Reproduce all entries verbatim, with nothing added or dropped.

━━━━━ EXCERPTED RECORDS

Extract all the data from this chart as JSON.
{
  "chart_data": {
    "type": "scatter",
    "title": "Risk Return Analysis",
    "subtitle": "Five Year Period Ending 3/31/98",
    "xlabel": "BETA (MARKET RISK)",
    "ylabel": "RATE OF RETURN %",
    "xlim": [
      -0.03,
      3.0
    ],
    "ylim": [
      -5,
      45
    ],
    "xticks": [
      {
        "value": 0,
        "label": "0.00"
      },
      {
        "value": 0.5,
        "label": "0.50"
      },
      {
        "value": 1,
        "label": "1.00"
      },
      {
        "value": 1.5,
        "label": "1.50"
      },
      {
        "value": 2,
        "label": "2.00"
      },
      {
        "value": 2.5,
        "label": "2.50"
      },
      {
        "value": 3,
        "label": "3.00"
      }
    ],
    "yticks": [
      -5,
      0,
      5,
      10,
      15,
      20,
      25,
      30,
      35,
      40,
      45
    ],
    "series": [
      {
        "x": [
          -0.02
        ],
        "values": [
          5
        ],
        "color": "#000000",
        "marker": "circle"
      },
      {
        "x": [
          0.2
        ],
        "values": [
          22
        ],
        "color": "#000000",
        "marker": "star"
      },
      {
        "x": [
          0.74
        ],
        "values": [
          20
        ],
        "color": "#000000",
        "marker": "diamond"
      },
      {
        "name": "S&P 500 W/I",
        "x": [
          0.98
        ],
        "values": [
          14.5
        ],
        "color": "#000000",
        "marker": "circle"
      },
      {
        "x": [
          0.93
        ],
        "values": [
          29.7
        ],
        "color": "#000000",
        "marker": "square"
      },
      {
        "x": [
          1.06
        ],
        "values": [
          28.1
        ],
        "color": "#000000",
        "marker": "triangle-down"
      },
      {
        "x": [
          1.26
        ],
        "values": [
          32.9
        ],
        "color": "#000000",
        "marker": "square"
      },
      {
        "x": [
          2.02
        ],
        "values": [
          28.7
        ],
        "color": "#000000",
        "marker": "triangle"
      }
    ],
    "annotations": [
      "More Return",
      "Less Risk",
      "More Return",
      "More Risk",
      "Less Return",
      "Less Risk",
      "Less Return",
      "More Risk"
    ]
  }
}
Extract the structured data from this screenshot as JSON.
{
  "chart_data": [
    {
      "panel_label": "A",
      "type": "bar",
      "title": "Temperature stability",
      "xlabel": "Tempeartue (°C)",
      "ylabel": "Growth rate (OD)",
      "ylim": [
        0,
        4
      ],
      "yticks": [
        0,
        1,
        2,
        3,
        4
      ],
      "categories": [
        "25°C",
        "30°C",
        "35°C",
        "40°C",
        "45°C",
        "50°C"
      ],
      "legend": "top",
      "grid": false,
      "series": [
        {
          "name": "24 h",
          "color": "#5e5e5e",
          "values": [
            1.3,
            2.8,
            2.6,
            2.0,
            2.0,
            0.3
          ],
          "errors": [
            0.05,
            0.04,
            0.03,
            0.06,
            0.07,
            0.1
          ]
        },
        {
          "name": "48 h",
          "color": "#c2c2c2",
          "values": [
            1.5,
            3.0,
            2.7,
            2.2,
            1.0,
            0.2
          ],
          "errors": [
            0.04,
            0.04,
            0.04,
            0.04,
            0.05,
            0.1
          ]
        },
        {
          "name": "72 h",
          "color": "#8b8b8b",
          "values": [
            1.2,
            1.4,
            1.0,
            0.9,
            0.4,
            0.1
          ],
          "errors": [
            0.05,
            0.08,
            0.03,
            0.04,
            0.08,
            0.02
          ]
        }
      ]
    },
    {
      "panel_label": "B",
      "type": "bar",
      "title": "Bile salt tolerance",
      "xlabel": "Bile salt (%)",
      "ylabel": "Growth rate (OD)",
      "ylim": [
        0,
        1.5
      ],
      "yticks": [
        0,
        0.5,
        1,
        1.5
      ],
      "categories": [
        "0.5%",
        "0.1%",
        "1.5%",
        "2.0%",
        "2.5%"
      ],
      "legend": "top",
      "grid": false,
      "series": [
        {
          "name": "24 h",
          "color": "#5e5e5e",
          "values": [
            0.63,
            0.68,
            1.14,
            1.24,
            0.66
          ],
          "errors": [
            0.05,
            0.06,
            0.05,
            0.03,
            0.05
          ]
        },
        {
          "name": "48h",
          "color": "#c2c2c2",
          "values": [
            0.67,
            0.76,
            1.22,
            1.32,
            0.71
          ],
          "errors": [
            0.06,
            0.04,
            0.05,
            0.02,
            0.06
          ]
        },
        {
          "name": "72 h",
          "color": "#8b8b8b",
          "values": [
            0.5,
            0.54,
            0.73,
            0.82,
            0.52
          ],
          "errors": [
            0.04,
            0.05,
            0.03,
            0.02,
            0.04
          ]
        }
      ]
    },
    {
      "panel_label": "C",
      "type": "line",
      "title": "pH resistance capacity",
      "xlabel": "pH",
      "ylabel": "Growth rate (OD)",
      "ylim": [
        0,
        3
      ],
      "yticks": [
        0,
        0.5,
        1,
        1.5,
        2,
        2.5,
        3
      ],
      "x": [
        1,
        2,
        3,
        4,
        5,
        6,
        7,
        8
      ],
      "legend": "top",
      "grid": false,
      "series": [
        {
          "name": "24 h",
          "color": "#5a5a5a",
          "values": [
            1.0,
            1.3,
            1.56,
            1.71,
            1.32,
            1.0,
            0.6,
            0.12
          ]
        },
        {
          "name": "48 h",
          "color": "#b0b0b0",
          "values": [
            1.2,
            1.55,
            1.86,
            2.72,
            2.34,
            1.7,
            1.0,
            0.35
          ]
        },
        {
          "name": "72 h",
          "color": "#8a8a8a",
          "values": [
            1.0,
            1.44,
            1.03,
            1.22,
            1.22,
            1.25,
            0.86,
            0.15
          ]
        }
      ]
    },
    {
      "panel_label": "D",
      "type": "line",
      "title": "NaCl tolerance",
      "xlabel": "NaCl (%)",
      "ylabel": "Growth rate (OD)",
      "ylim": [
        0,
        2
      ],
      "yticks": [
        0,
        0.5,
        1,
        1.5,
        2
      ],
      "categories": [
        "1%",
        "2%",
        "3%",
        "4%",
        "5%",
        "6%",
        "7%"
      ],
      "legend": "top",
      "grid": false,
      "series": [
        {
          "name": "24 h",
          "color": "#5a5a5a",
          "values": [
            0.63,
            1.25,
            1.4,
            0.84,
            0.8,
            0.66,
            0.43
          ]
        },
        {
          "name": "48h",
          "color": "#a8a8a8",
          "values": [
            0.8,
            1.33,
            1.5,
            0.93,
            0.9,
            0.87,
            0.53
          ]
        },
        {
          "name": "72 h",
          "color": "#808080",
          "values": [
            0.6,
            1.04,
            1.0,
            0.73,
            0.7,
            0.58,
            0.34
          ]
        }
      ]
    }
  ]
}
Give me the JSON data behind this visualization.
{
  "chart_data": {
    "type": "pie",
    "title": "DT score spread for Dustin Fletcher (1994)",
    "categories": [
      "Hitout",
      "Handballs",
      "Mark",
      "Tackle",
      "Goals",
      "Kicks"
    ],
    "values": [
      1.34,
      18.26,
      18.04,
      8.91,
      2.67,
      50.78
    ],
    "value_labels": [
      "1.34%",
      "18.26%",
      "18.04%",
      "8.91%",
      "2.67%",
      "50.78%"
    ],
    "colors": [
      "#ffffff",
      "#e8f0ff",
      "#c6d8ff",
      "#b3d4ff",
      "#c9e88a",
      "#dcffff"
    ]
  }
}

━━━━━━━━━━

§ **TASK RESPONSE**
Extract all the data from this chart as JSON.
{
  "chart_data": {
    "type": "scatter",
    "title": "Risk Return Analysis",
    "subtitle": "Five Year Period Ending 3/31/98",
    "xlabel": "BETA (MARKET RISK)",
    "ylabel": "RATE OF RETURN %",
    "xlim": [
      -0.03,
      3.0
    ],
    "ylim": [
      -5,
      45
    ],
    "xticks": [
      {
        "value": 0,
        "label": "0.00"
      },
      {
        "value": 0.5,
        "label": "0.50"
      },
      {
        "value": 1,
        "label": "1.00"
      },
      {
        "value": 1.5,
        "label": "1.50"
      },
      {
        "value": 2,
        "label": "2.00"
      },
      {
        "value": 2.5,
        "label": "2.50"
      },
      {
        "value": 3,
        "label": "3.00"
      }
    ],
    "yticks": [
      -5,
      0,
      5,
      10,
      15,
      20,
      25,
      30,
      35,
      40,
      45
    ],
    "series": [
      {
        "x": [
          -0.02
        ],
        "values": [
          5
        ],
        "color": "#000000",
        "marker": "circle"
      },
      {
        "x": [
          0.2
        ],
        "values": [
          22
        ],
        "color": "#000000",
        "marker": "star"
      },
      {
        "x": [
          0.74
        ],
        "values": [
          20
        ],
        "color": "#000000",
        "marker": "diamond"
      },
      {
        "name": "S&P 500 W/I",
        "x": [
          0.98
        ],
        "values": [
          14.5
        ],
        "color": "#000000",
        "marker": "circle"
      },
      {
        "x": [
          0.93
        ],
        "values": [
          29.7
        ],
        "color": "#000000",
        "marker": "square"
      },
      {
        "x": [
          1.06
        ],
        "values": [
          28.1
        ],
        "color": "#000000",
        "marker": "triangle-down"
      },
      {
        "x": [
          1.26
        ],
        "values": [
          32.9
        ],
        "color": "#000000",
        "marker": "square"
      },
      {
        "x": [
          2.02
        ],
        "values": [
          28.7
        ],
        "color": "#000000",
        "marker": "triangle"
      }
    ],
    "annotations": [
      "More Return",
      "Less Risk",
      "More Return",
      "More Risk",
      "Less Return",
      "Less Risk",
      "Less Return",
      "More Risk"
    ]
  }
}
Extract the structured data from this screenshot as JSON.
{
  "chart_data": [
    {
      "panel_label": "A",
      "type": "bar",
      "title": "Temperature stability",
      "xlabel": "Tempeartue (°C)",
      "ylabel": "Growth rate (OD)",
      "ylim": [
        0,
        4
      ],
      "yticks": [
        0,
        1,
        2,
        3,
        4
      ],
      "categories": [
        "25°C",
        "30°C",
        "35°C",
        "40°C",
        "45°C",
        "50°C"
      ],
      "legend": "top",
      "grid": false,
      "series": [
        {
          "name": "24 h",
          "color": "#5e5e5e",
          "values": [
            1.3,
            2.8,
            2.6,
            2.0,
            2.0,
            0.3
          ],
          "errors": [
            0.05,
            0.04,
            0.03,
            0.06,
            0.07,
            0.1
          ]
        },
        {
          "name": "48 h",
          "color": "#c2c2c2",
          "values": [
            1.5,
            3.0,
            2.7,
            2.2,
            1.0,
            0.2
          ],
          "errors": [
            0.04,
            0.04,
            0.04,
            0.04,
            0.05,
            0.1
          ]
        },
        {
          "name": "72 h",
          "color": "#8b8b8b",
          "values": [
            1.2,
            1.4,
            1.0,
            0.9,
            0.4,
            0.1
          ],
          "errors": [
            0.05,
            0.08,
            0.03,
            0.04,
            0.08,
            0.02
          ]
        }
      ]
    },
    {
      "panel_label": "B",
      "type": "bar",
      "title": "Bile salt tolerance",
      "xlabel": "Bile salt (%)",
      "ylabel": "Growth rate (OD)",
      "ylim": [
        0,
        1.5
      ],
      "yticks": [
        0,
        0.5,
        1,
        1.5
      ],
      "categories": [
        "0.5%",
        "0.1%",
        "1.5%",
        "2.0%",
        "2.5%"
      ],
      "legend": "top",
      "grid": false,
      "series": [
        {
          "name": "24 h",
          "color": "#5e5e5e",
          "values": [
            0.63,
            0.68,
            1.14,
            1.24,
            0.66
          ],
          "errors": [
            0.05,
            0.06,
            0.05,
            0.03,
            0.05
          ]
        },
        {
          "name": "48h",
          "color": "#c2c2c2",
          "values": [
            0.67,
            0.76,
            1.22,
            1.32,
            0.71
          ],
          "errors": [
            0.06,
            0.04,
            0.05,
            0.02,
            0.06
          ]
        },
        {
          "name": "72 h",
          "color": "#8b8b8b",
          "values": [
            0.5,
            0.54,
            0.73,
            0.82,
            0.52
          ],
          "errors": [
            0.04,
            0.05,
            0.03,
            0.02,
            0.04
          ]
        }
      ]
    },
    {
      "panel_label": "C",
      "type": "line",
      "title": "pH resistance capacity",
      "xlabel": "pH",
      "ylabel": "Growth rate (OD)",
      "ylim": [
        0,
        3
      ],
      "yticks": [
        0,
        0.5,
        1,
        1.5,
        2,
        2.5,
        3
      ],
      "x": [
        1,
        2,
        3,
        4,
        5,
        6,
        7,
        8
      ],
      "legend": "top",
      "grid": false,
      "series": [
        {
          "name": "24 h",
          "color": "#5a5a5a",
          "values": [
            1.0,
            1.3,
            1.56,
            1.71,
            1.32,
            1.0,
            0.6,
            0.12
          ]
        },
        {
          "name": "48 h",
          "color": "#b0b0b0",
          "values": [
            1.2,
            1.55,
            1.86,
            2.72,
            2.34,
            1.7,
            1.0,
            0.35
          ]
        },
        {
          "name": "72 h",
          "color": "#8a8a8a",
          "values": [
            1.0,
            1.44,
            1.03,
            1.22,
            1.22,
            1.25,
            0.86,
            0.15
          ]
        }
      ]
    },
    {
      "panel_label": "D",
      "type": "line",
      "title": "NaCl tolerance",
      "xlabel": "NaCl (%)",
      "ylabel": "Growth rate (OD)",
      "ylim": [
        0,
        2
      ],
      "yticks": [
        0,
        0.5,
        1,
        1.5,
        2
      ],
      "categories": [
        "1%",
        "2%",
        "3%",
        "4%",
        "5%",
        "6%",
        "7%"
      ],
      "legend": "top",
      "grid": false,
      "series": [
        {
          "name": "24 h",
          "color": "#5a5a5a",
          "values": [
            0.63,
            1.25,
            1.4,
            0.84,
            0.8,
            0.66,
            0.43
          ]
        },
        {
          "name": "48h",
          "color": "#a8a8a8",
          "values": [
            0.8,
            1.33,
            1.5,
            0.93,
            0.9,
            0.87,
            0.53
          ]
        },
        {
          "name": "72 h",
          "color": "#808080",
          "values": [
            0.6,
            1.04,
            1.0,
            0.73,
            0.7,
            0.58,
            0.34
          ]
        }
      ]
    }
  ]
}
Give me the JSON data behind this visualization.
{
  "chart_data": {
    "type": "pie",
    "title": "DT score spread for Dustin Fletcher (1994)",
    "categories": [
      "Hitout",
      "Handballs",
      "Mark",
      "Tackle",
      "Goals",
      "Kicks"
    ],
    "values": [
      1.34,
      18.26,
      18.04,
      8.91,
      2.67,
      50.78
    ],
    "value_labels": [
      "1.34%",
      "18.26%",
      "18.04%",
      "8.91%",
      "2.67%",
      "50.78%"
    ],
    "colors": [
      "#ffffff",
      "#e8f0ff",
      "#c6d8ff",
      "#b3d4ff",
      "#c9e88a",
      "#dcffff"
    ]
  }
}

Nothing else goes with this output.